Task objective:
Wherever the word "frac" turns up in a line of the entries, copy that line.

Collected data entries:

—————

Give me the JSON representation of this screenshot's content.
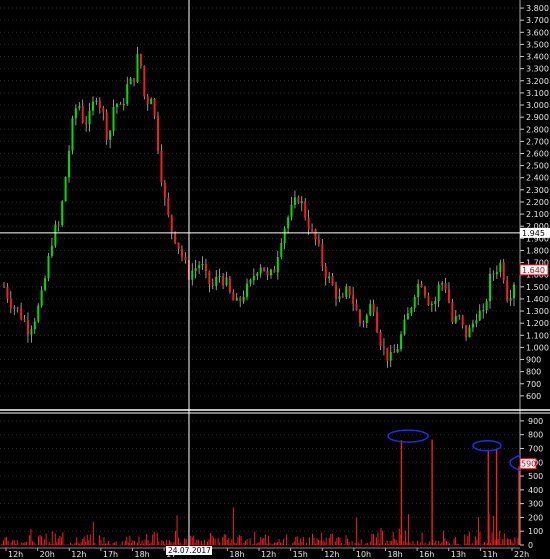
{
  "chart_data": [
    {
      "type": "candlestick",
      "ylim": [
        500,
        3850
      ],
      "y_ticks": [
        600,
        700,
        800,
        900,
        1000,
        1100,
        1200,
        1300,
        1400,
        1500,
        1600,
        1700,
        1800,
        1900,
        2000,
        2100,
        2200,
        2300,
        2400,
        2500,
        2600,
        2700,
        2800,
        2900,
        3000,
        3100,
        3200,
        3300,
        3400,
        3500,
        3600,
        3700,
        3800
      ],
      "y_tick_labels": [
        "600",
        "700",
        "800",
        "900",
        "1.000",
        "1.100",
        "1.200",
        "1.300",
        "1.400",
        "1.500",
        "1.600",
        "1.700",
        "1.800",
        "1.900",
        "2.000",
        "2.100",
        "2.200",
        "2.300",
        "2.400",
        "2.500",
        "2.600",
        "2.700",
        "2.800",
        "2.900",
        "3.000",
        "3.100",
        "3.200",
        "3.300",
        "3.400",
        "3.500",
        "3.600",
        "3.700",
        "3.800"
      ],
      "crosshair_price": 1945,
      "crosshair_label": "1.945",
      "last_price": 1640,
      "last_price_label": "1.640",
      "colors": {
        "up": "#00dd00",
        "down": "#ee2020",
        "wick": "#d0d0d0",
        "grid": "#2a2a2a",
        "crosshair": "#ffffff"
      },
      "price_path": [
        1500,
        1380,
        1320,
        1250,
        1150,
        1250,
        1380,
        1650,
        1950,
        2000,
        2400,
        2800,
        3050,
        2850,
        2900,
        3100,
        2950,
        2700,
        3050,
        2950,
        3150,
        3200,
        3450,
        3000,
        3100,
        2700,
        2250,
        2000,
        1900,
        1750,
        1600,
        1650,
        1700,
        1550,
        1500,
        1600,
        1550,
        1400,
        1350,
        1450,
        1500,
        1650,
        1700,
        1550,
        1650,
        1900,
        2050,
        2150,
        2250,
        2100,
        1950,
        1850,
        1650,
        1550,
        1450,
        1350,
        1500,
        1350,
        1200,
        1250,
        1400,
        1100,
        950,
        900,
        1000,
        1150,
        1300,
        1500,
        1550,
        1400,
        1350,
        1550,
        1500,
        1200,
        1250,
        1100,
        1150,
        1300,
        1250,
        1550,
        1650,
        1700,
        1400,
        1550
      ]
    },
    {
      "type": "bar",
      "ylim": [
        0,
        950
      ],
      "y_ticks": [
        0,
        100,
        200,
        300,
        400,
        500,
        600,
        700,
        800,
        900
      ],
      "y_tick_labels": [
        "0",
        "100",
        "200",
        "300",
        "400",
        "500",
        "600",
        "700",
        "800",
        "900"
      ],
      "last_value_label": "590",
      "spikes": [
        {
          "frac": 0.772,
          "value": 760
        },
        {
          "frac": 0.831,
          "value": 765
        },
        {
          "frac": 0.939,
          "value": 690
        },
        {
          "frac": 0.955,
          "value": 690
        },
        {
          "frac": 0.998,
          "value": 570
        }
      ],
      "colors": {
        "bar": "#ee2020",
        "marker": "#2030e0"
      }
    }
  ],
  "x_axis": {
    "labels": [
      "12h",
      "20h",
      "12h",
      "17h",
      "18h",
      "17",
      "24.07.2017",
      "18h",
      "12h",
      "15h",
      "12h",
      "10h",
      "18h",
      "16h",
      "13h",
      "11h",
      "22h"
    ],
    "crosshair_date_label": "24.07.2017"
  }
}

—————

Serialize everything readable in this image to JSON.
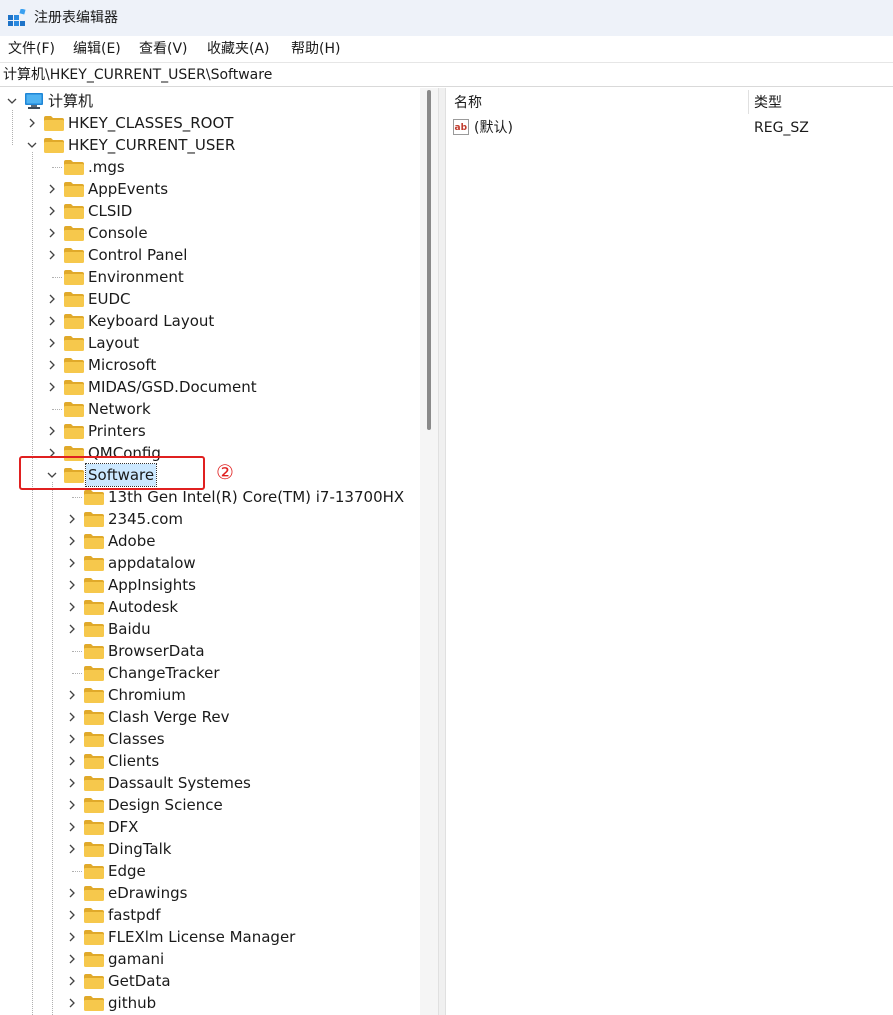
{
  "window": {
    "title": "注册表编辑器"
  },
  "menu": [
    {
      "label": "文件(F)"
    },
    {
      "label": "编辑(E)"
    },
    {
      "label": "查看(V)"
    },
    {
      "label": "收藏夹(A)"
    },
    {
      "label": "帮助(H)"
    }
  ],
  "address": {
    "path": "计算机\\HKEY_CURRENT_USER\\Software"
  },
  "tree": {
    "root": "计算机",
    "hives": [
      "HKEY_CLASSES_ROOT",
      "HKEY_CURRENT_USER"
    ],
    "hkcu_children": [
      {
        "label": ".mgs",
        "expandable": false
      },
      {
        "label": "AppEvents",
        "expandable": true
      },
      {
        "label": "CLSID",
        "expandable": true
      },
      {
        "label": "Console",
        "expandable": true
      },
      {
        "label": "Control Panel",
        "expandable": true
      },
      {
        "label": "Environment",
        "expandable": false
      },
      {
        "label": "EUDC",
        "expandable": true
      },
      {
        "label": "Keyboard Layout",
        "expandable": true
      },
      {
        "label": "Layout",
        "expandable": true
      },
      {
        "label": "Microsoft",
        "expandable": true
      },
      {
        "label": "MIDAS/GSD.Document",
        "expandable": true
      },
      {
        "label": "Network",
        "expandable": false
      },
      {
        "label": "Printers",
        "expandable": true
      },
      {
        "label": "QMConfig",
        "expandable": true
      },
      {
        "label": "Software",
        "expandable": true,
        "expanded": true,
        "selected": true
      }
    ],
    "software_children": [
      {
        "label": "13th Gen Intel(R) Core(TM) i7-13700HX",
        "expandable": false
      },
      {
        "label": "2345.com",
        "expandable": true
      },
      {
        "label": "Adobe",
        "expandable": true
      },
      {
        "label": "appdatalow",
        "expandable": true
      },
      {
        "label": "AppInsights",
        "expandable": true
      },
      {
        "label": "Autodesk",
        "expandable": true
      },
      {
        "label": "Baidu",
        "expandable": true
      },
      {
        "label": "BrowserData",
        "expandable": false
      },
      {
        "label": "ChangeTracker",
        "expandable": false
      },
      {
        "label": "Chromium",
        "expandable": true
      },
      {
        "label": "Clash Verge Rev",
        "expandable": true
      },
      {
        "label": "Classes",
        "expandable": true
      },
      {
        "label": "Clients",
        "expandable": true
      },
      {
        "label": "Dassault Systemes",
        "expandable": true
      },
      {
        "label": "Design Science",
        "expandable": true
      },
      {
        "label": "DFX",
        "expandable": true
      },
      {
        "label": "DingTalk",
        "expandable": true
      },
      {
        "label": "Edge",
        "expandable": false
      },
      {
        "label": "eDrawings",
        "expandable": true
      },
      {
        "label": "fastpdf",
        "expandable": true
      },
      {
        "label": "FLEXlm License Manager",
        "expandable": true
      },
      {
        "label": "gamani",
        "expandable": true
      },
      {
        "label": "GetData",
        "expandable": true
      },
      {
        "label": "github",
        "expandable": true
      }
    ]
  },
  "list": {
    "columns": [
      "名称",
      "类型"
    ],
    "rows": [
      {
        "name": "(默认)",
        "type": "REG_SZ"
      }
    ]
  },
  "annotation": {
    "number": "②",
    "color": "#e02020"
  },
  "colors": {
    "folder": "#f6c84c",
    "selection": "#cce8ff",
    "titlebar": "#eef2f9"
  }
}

—————

Task answer:
          "frac": 0.772,
          "frac": 0.831,
          "frac": 0.939,
          "frac": 0.955,
          "frac": 0.998,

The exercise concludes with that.